Written request ->
Each line of the material below should be reproduced exactly.
Start of Task input
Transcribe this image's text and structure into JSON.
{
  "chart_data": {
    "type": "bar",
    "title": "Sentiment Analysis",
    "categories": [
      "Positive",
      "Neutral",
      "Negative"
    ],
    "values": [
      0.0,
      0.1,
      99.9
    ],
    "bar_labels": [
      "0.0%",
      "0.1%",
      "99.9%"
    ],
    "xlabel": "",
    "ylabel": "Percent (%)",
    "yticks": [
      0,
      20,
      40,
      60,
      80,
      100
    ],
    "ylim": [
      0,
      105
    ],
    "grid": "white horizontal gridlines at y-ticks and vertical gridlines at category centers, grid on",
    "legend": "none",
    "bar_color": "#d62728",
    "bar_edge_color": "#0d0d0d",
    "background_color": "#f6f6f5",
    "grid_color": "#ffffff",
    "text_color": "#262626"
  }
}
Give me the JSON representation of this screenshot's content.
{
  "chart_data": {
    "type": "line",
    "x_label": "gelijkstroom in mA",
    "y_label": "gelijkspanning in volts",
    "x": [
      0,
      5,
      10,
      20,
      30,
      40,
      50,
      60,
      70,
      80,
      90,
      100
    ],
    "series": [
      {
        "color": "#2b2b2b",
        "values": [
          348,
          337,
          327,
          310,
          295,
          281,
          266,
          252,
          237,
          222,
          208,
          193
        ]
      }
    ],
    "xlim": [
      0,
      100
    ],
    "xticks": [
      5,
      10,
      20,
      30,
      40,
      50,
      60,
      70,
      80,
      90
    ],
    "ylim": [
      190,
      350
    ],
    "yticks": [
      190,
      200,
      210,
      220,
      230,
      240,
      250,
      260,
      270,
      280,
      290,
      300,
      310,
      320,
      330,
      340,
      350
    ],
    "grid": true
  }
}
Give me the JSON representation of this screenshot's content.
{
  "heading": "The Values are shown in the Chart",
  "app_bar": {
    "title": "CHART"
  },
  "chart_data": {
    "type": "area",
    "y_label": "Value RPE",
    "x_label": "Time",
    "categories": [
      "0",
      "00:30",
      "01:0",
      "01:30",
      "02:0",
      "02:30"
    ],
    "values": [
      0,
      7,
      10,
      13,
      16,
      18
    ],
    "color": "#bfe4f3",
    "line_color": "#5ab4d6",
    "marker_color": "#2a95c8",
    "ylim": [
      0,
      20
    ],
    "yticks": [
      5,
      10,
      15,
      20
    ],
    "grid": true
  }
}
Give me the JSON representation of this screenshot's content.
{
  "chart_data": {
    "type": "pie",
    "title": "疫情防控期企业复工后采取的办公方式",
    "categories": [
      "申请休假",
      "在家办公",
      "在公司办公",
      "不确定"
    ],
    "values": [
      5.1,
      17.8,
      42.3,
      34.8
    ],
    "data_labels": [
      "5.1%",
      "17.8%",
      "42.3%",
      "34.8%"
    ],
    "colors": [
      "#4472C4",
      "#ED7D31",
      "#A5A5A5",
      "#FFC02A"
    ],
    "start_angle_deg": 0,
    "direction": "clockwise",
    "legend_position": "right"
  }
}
End of Task input
Worked answer ->
Transcribe this image's text and structure into JSON.
{
  "chart_data": {
    "type": "bar",
    "title": "Sentiment Analysis",
    "categories": [
      "Positive",
      "Neutral",
      "Negative"
    ],
    "values": [
      0.0,
      0.1,
      99.9
    ],
    "bar_labels": [
      "0.0%",
      "0.1%",
      "99.9%"
    ],
    "xlabel": "",
    "ylabel": "Percent (%)",
    "yticks": [
      0,
      20,
      40,
      60,
      80,
      100
    ],
    "ylim": [
      0,
      105
    ],
    "grid": "white horizontal gridlines at y-ticks and vertical gridlines at category centers, grid on",
    "legend": "none",
    "bar_color": "#d62728",
    "bar_edge_color": "#0d0d0d",
    "background_color": "#f6f6f5",
    "grid_color": "#ffffff",
    "text_color": "#262626"
  }
}
Give me the JSON representation of this screenshot's content.
{
  "chart_data": {
    "type": "line",
    "x_label": "gelijkstroom in mA",
    "y_label": "gelijkspanning in volts",
    "x": [
      0,
      5,
      10,
      20,
      30,
      40,
      50,
      60,
      70,
      80,
      90,
      100
    ],
    "series": [
      {
        "color": "#2b2b2b",
        "values": [
          348,
          337,
          327,
          310,
          295,
          281,
          266,
          252,
          237,
          222,
          208,
          193
        ]
      }
    ],
    "xlim": [
      0,
      100
    ],
    "xticks": [
      5,
      10,
      20,
      30,
      40,
      50,
      60,
      70,
      80,
      90
    ],
    "ylim": [
      190,
      350
    ],
    "yticks": [
      190,
      200,
      210,
      220,
      230,
      240,
      250,
      260,
      270,
      280,
      290,
      300,
      310,
      320,
      330,
      340,
      350
    ],
    "grid": true
  }
}
Give me the JSON representation of this screenshot's content.
{
  "heading": "The Values are shown in the Chart",
  "app_bar": {
    "title": "CHART"
  },
  "chart_data": {
    "type": "area",
    "y_label": "Value RPE",
    "x_label": "Time",
    "categories": [
      "0",
      "00:30",
      "01:0",
      "01:30",
      "02:0",
      "02:30"
    ],
    "values": [
      0,
      7,
      10,
      13,
      16,
      18
    ],
    "color": "#bfe4f3",
    "line_color": "#5ab4d6",
    "marker_color": "#2a95c8",
    "ylim": [
      0,
      20
    ],
    "yticks": [
      5,
      10,
      15,
      20
    ],
    "grid": true
  }
}
Give me the JSON representation of this screenshot's content.
{
  "chart_data": {
    "type": "pie",
    "title": "疫情防控期企业复工后采取的办公方式",
    "categories": [
      "申请休假",
      "在家办公",
      "在公司办公",
      "不确定"
    ],
    "values": [
      5.1,
      17.8,
      42.3,
      34.8
    ],
    "data_labels": [
      "5.1%",
      "17.8%",
      "42.3%",
      "34.8%"
    ],
    "colors": [
      "#4472C4",
      "#ED7D31",
      "#A5A5A5",
      "#FFC02A"
    ],
    "start_angle_deg": 0,
    "direction": "clockwise",
    "legend_position": "right"
  }
}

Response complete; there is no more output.